### STATED PROBLEM
Rewrite the lines below as a numbered list. Omit any blank lines, and leave the pictures out of the answer.

Element and coordinate records
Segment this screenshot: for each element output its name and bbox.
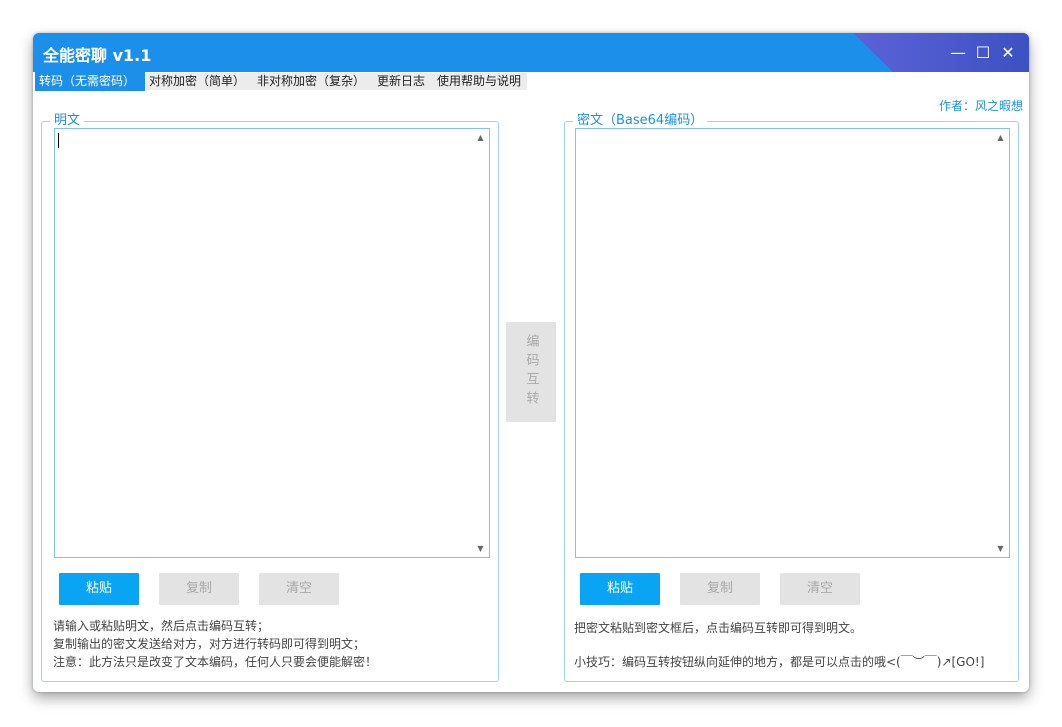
author-label: 作者：风之暇想: [939, 97, 1023, 114]
tab-bar: 转码（无需密码） 对称加密（简单） 非对称加密（复杂） 更新日志 使用帮助与说明: [33, 72, 1029, 91]
tab-transcode[interactable]: 转码（无需密码）: [35, 72, 145, 91]
ciphertext-hint-2: 小技巧：编码互转按钮纵向延伸的地方，都是可以点击的哦<(￣︶￣)↗[GO!]: [574, 653, 984, 671]
plaintext-copy-button[interactable]: 复制: [159, 573, 239, 605]
plaintext-legend: 明文: [50, 113, 84, 129]
ciphertext-copy-button[interactable]: 复制: [680, 573, 760, 605]
maximize-button[interactable]: ☐: [972, 42, 994, 64]
minimize-button[interactable]: —: [947, 42, 969, 64]
scroll-down-icon[interactable]: ▼: [996, 544, 1005, 553]
convert-button-label: 编码互转: [522, 334, 541, 410]
plaintext-textarea[interactable]: ▲ ▼: [54, 128, 490, 558]
app-window: 全能密聊 v1.1 — ☐ ✕ 转码（无需密码） 对称加密（简单） 非对称加密（…: [33, 33, 1029, 692]
convert-button[interactable]: 编码互转: [506, 322, 556, 422]
tab-changelog[interactable]: 更新日志: [373, 73, 433, 90]
plaintext-hint-2: 复制输出的密文发送给对方，对方进行转码即可得到明文；: [53, 635, 365, 653]
plaintext-hint-3: 注意：此方法只是改变了文本编码，任何人只要会便能解密！: [53, 653, 377, 671]
title-bar[interactable]: 全能密聊 v1.1 — ☐ ✕: [33, 33, 1029, 72]
window-title: 全能密聊 v1.1: [43, 42, 151, 66]
tab-symmetric[interactable]: 对称加密（简单）: [145, 73, 253, 90]
text-caret: [58, 133, 59, 148]
ciphertext-group: 密文（Base64编码） ▲ ▼ 粘贴 复制 清空 把密文粘贴到密文框后，点击编…: [564, 121, 1019, 682]
minimize-icon: —: [950, 43, 966, 62]
ciphertext-textarea[interactable]: ▲ ▼: [575, 128, 1010, 558]
ciphertext-hint-1: 把密文粘贴到密文框后，点击编码互转即可得到明文。: [574, 619, 862, 637]
scroll-up-icon[interactable]: ▲: [996, 133, 1005, 142]
ciphertext-clear-button[interactable]: 清空: [780, 573, 860, 605]
ciphertext-legend: 密文（Base64编码）: [573, 113, 707, 129]
close-button[interactable]: ✕: [997, 42, 1019, 64]
plaintext-clear-button[interactable]: 清空: [259, 573, 339, 605]
tab-asymmetric[interactable]: 非对称加密（复杂）: [253, 73, 373, 90]
scroll-down-icon[interactable]: ▼: [476, 544, 485, 553]
scroll-up-icon[interactable]: ▲: [476, 133, 485, 142]
maximize-icon: ☐: [976, 43, 990, 62]
plaintext-hint-1: 请输入或粘贴明文，然后点击编码互转；: [53, 617, 269, 635]
tab-help[interactable]: 使用帮助与说明: [433, 73, 527, 90]
plaintext-paste-button[interactable]: 粘贴: [59, 573, 139, 605]
plaintext-group: 明文 ▲ ▼ 粘贴 复制 清空 请输入或粘贴明文，然后点击编码互转； 复制输出的…: [41, 121, 499, 682]
close-icon: ✕: [1001, 43, 1014, 62]
ciphertext-paste-button[interactable]: 粘贴: [580, 573, 660, 605]
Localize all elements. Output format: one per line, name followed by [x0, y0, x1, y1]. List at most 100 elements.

### FULL SOLUTION
1. Segment this screenshot: for each element output its name and bbox.
2. author-label: 作者：风之暇想: [939, 97, 1023, 114]
3. tab-bar: 转码（无需密码） 对称加密（简单） 非对称加密（复杂） 更新日志 使用帮助与说明: [33, 72, 1029, 91]
4. tab-transcode[interactable]: 转码（无需密码）: [35, 72, 145, 91]
5. ciphertext-hint-2: 小技巧：编码互转按钮纵向延伸的地方，都是可以点击的哦<(￣︶￣)↗[GO!]: [574, 653, 984, 671]
6. plaintext-copy-button[interactable]: 复制: [159, 573, 239, 605]
7. plaintext-legend: 明文: [50, 113, 84, 129]
8. ciphertext-copy-button[interactable]: 复制: [680, 573, 760, 605]
9. maximize-button[interactable]: ☐: [972, 42, 994, 64]
10. minimize-button[interactable]: —: [947, 42, 969, 64]
11. scroll-down-icon[interactable]: ▼: [996, 544, 1005, 553]
12. convert-button-label: 编码互转: [522, 334, 541, 410]
13. plaintext-textarea[interactable]: ▲ ▼: [54, 128, 490, 558]
14. app-window: 全能密聊 v1.1 — ☐ ✕ 转码（无需密码） 对称加密（简单） 非对称加密（…: [33, 33, 1029, 692]
15. convert-button[interactable]: 编码互转: [506, 322, 556, 422]
16. tab-changelog[interactable]: 更新日志: [373, 73, 433, 90]
17. plaintext-hint-2: 复制输出的密文发送给对方，对方进行转码即可得到明文；: [53, 635, 365, 653]
18. plaintext-hint-3: 注意：此方法只是改变了文本编码，任何人只要会便能解密！: [53, 653, 377, 671]
19. title-bar[interactable]: 全能密聊 v1.1 — ☐ ✕: [33, 33, 1029, 72]
20. window-title: 全能密聊 v1.1: [43, 42, 151, 66]
21. tab-symmetric[interactable]: 对称加密（简单）: [145, 73, 253, 90]
22. text-caret: [58, 133, 59, 148]
23. ciphertext-group: 密文（Base64编码） ▲ ▼ 粘贴 复制 清空 把密文粘贴到密文框后，点击编…: [564, 121, 1019, 682]
24. minimize-icon: —: [950, 43, 966, 62]
25. ciphertext-textarea[interactable]: ▲ ▼: [575, 128, 1010, 558]
26. ciphertext-hint-1: 把密文粘贴到密文框后，点击编码互转即可得到明文。: [574, 619, 862, 637]
27. scroll-up-icon[interactable]: ▲: [996, 133, 1005, 142]
28. ciphertext-clear-button[interactable]: 清空: [780, 573, 860, 605]
29. ciphertext-legend: 密文（Base64编码）: [573, 113, 707, 129]
30. close-button[interactable]: ✕: [997, 42, 1019, 64]
31. plaintext-clear-button[interactable]: 清空: [259, 573, 339, 605]
32. tab-asymmetric[interactable]: 非对称加密（复杂）: [253, 73, 373, 90]
33. scroll-down-icon[interactable]: ▼: [476, 544, 485, 553]
34. scroll-up-icon[interactable]: ▲: [476, 133, 485, 142]
35. maximize-icon: ☐: [976, 43, 990, 62]
36. plaintext-hint-1: 请输入或粘贴明文，然后点击编码互转；: [53, 617, 269, 635]
37. tab-help[interactable]: 使用帮助与说明: [433, 73, 527, 90]
38. plaintext-paste-button[interactable]: 粘贴: [59, 573, 139, 605]
39. plaintext-group: 明文 ▲ ▼ 粘贴 复制 清空 请输入或粘贴明文，然后点击编码互转； 复制输出的…: [41, 121, 499, 682]
40. close-icon: ✕: [1001, 43, 1014, 62]
41. ciphertext-paste-button[interactable]: 粘贴: [580, 573, 660, 605]
42. Localize all elements. Output format: one per line, name followed by [x0, y0, x1, y1]. List at most 100 elements.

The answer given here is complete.